>> begin
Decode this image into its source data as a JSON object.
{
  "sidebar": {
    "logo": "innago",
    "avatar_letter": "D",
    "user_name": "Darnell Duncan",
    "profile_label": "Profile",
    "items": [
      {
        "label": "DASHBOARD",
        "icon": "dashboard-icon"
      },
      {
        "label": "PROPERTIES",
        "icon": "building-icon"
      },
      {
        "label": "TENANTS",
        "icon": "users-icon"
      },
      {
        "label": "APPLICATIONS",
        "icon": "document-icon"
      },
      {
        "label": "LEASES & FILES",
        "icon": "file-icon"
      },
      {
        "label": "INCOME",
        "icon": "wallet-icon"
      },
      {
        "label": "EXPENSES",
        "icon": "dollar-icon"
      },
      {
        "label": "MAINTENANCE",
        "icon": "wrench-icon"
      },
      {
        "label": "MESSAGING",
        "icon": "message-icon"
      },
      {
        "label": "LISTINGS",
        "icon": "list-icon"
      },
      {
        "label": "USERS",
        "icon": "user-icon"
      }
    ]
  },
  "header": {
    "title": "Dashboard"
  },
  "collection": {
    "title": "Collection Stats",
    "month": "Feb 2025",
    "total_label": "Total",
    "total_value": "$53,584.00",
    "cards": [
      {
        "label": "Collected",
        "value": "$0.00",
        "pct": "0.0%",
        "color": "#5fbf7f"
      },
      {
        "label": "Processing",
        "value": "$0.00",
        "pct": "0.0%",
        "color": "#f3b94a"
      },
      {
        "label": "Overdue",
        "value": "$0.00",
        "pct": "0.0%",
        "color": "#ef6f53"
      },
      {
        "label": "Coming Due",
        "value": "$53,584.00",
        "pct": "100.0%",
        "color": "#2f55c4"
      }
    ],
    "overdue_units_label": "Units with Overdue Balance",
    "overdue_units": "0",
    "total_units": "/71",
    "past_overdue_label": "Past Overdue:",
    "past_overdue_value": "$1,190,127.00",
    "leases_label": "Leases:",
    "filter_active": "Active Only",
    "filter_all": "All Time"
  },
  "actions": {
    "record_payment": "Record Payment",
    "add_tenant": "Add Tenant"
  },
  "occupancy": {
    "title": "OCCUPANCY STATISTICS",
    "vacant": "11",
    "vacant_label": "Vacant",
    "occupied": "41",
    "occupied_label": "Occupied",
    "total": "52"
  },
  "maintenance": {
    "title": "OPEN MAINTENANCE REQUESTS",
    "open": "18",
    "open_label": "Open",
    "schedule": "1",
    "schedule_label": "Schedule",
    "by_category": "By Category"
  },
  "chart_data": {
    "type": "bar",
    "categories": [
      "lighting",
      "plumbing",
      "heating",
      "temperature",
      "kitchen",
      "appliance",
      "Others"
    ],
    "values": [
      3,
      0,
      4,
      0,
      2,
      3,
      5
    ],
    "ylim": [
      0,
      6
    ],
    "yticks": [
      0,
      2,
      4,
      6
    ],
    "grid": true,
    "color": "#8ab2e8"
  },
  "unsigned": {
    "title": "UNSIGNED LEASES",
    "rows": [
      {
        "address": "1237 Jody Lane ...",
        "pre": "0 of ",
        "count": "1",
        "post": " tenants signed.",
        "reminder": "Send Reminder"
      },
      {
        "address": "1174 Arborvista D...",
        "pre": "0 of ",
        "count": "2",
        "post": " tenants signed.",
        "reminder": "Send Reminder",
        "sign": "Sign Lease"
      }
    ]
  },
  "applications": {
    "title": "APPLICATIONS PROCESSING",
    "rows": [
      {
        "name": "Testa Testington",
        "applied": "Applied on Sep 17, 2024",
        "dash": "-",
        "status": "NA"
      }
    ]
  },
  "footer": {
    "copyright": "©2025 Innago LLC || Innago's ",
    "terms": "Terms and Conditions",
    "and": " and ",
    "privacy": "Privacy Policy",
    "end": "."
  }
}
>> end
# Exercise instructions:
In the records above, how many lines include "Reminder"? Give that number and nothing more.

# Exercise result:
2